Data records:
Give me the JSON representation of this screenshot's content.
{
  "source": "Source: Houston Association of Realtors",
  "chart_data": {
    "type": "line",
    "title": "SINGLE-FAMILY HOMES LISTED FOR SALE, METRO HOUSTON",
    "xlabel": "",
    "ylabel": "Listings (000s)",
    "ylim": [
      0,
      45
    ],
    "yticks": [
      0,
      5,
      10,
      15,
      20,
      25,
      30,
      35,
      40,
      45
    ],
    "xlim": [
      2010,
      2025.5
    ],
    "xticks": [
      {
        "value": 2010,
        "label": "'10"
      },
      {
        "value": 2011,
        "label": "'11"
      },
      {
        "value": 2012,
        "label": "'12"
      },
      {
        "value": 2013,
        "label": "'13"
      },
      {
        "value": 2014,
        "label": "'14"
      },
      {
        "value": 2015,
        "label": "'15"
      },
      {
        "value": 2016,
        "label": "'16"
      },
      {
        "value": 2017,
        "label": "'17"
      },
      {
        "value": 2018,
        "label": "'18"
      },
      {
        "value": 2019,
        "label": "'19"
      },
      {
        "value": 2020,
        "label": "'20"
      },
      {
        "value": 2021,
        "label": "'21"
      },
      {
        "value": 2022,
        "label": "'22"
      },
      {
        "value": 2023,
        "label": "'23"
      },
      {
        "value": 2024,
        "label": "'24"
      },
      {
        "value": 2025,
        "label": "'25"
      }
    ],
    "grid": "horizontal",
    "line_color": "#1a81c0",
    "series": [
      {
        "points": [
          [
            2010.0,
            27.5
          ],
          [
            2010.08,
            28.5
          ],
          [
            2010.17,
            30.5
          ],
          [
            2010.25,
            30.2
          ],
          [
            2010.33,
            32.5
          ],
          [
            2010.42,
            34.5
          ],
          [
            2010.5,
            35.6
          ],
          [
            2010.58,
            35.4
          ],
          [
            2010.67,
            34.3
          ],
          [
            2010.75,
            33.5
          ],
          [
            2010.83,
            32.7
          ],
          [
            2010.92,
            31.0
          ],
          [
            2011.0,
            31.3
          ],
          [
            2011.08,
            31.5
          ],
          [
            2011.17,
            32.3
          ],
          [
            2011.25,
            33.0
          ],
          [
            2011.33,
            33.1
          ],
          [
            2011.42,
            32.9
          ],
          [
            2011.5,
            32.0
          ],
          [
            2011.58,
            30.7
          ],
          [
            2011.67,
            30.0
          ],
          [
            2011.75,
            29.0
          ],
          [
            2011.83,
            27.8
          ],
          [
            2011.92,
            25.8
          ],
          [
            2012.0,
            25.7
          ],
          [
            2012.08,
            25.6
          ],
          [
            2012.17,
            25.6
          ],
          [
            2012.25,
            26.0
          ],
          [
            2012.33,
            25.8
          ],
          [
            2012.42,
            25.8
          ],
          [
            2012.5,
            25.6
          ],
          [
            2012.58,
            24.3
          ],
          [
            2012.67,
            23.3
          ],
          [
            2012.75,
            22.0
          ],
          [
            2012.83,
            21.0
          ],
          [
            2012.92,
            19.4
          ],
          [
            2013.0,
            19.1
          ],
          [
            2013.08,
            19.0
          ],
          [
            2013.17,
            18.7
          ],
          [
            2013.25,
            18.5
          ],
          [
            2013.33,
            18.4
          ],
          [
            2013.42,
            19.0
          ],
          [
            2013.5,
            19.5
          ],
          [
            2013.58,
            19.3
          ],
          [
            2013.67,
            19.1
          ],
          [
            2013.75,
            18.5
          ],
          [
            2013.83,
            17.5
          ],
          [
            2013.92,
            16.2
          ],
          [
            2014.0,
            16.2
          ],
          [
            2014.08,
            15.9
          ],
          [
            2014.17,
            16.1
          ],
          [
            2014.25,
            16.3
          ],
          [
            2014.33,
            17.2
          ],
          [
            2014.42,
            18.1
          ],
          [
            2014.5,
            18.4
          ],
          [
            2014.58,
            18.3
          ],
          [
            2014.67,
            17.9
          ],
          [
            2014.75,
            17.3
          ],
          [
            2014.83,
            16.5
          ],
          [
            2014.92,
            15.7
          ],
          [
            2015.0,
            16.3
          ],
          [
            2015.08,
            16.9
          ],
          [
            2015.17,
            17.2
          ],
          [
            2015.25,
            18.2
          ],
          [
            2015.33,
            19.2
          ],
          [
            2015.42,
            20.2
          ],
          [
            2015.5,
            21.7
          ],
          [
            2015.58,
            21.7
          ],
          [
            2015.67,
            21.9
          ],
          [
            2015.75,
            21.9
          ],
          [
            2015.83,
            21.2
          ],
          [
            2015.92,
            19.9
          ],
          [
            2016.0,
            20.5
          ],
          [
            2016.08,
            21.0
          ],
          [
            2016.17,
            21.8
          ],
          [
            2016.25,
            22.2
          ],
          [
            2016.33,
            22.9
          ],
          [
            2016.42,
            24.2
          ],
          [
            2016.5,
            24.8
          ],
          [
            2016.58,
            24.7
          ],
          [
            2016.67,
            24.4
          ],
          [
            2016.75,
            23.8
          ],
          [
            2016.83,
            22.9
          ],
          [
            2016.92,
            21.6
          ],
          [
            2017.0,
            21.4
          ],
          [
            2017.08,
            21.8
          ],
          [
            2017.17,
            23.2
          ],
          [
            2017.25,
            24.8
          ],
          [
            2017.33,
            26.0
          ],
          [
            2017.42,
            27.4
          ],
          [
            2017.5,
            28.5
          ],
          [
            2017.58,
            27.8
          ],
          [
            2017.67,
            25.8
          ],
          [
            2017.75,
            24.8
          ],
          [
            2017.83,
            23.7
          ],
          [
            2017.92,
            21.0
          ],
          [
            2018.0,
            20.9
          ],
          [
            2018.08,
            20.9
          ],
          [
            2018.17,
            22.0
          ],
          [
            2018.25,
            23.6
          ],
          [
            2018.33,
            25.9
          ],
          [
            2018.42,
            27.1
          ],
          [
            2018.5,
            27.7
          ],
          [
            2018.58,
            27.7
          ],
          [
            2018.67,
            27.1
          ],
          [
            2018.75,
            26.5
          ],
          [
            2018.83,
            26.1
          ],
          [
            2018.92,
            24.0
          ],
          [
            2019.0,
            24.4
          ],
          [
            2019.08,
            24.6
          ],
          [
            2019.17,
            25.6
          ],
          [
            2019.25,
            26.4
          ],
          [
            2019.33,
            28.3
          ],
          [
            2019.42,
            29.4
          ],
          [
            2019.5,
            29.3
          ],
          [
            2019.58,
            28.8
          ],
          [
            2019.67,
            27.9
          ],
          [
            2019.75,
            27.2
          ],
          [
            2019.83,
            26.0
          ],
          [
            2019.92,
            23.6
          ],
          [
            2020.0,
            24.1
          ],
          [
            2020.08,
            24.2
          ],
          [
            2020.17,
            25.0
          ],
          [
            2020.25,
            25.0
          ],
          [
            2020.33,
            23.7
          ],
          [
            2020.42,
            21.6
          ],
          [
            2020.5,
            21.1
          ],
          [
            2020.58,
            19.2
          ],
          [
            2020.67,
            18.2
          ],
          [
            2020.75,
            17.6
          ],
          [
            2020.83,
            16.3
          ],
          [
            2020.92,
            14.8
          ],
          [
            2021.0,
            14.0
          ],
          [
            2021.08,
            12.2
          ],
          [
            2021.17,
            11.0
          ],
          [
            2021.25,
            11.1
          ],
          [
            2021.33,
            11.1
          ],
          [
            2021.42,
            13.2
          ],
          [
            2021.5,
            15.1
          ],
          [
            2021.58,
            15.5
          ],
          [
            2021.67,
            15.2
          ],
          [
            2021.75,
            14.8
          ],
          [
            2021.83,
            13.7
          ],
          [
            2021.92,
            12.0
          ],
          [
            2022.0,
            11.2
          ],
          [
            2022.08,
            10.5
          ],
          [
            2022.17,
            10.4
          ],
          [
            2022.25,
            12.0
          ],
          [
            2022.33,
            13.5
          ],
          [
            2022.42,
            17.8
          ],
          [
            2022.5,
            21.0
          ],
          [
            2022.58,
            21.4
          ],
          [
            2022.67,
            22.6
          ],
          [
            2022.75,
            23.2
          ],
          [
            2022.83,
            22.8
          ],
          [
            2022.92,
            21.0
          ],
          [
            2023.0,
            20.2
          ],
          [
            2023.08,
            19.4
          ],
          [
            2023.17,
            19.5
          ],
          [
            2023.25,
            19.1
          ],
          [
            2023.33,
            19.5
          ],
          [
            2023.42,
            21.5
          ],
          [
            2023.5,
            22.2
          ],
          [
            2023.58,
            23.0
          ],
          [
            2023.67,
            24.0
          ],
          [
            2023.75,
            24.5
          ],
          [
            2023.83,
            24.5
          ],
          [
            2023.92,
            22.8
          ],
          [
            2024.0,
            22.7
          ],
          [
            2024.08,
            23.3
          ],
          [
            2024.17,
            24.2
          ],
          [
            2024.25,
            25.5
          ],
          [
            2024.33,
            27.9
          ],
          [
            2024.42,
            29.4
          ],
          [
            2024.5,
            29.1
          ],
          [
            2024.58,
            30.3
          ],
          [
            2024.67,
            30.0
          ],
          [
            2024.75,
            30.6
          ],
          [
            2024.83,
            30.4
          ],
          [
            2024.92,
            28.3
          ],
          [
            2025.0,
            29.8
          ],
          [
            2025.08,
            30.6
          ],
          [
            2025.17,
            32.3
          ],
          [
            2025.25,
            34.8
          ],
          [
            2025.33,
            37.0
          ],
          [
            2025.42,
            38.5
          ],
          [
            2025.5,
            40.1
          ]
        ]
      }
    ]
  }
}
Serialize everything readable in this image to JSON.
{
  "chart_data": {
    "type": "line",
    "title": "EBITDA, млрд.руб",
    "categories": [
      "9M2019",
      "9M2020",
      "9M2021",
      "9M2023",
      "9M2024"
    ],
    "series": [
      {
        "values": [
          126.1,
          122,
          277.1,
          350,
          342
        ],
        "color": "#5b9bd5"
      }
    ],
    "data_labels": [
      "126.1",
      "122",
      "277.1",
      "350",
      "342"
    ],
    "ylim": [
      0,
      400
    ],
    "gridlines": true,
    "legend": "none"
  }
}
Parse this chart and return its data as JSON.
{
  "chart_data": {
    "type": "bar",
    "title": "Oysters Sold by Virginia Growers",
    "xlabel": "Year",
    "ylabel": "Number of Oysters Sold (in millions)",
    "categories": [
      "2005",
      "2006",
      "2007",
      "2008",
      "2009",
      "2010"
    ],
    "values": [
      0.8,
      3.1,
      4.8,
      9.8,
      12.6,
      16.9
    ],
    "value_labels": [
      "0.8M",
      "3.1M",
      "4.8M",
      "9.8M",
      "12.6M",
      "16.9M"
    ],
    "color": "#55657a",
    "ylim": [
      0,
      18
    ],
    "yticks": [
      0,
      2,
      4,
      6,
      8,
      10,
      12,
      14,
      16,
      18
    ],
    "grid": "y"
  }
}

Exercise instructions: Quote exactly what appears from the line containing "Serialize everything readable" through the final line of the listing above, including both of those lines.

Exercise solution:
Serialize everything readable in this image to JSON.
{
  "chart_data": {
    "type": "line",
    "title": "EBITDA, млрд.руб",
    "categories": [
      "9M2019",
      "9M2020",
      "9M2021",
      "9M2023",
      "9M2024"
    ],
    "series": [
      {
        "values": [
          126.1,
          122,
          277.1,
          350,
          342
        ],
        "color": "#5b9bd5"
      }
    ],
    "data_labels": [
      "126.1",
      "122",
      "277.1",
      "350",
      "342"
    ],
    "ylim": [
      0,
      400
    ],
    "gridlines": true,
    "legend": "none"
  }
}
Parse this chart and return its data as JSON.
{
  "chart_data": {
    "type": "bar",
    "title": "Oysters Sold by Virginia Growers",
    "xlabel": "Year",
    "ylabel": "Number of Oysters Sold (in millions)",
    "categories": [
      "2005",
      "2006",
      "2007",
      "2008",
      "2009",
      "2010"
    ],
    "values": [
      0.8,
      3.1,
      4.8,
      9.8,
      12.6,
      16.9
    ],
    "value_labels": [
      "0.8M",
      "3.1M",
      "4.8M",
      "9.8M",
      "12.6M",
      "16.9M"
    ],
    "color": "#55657a",
    "ylim": [
      0,
      18
    ],
    "yticks": [
      0,
      2,
      4,
      6,
      8,
      10,
      12,
      14,
      16,
      18
    ],
    "grid": "y"
  }
}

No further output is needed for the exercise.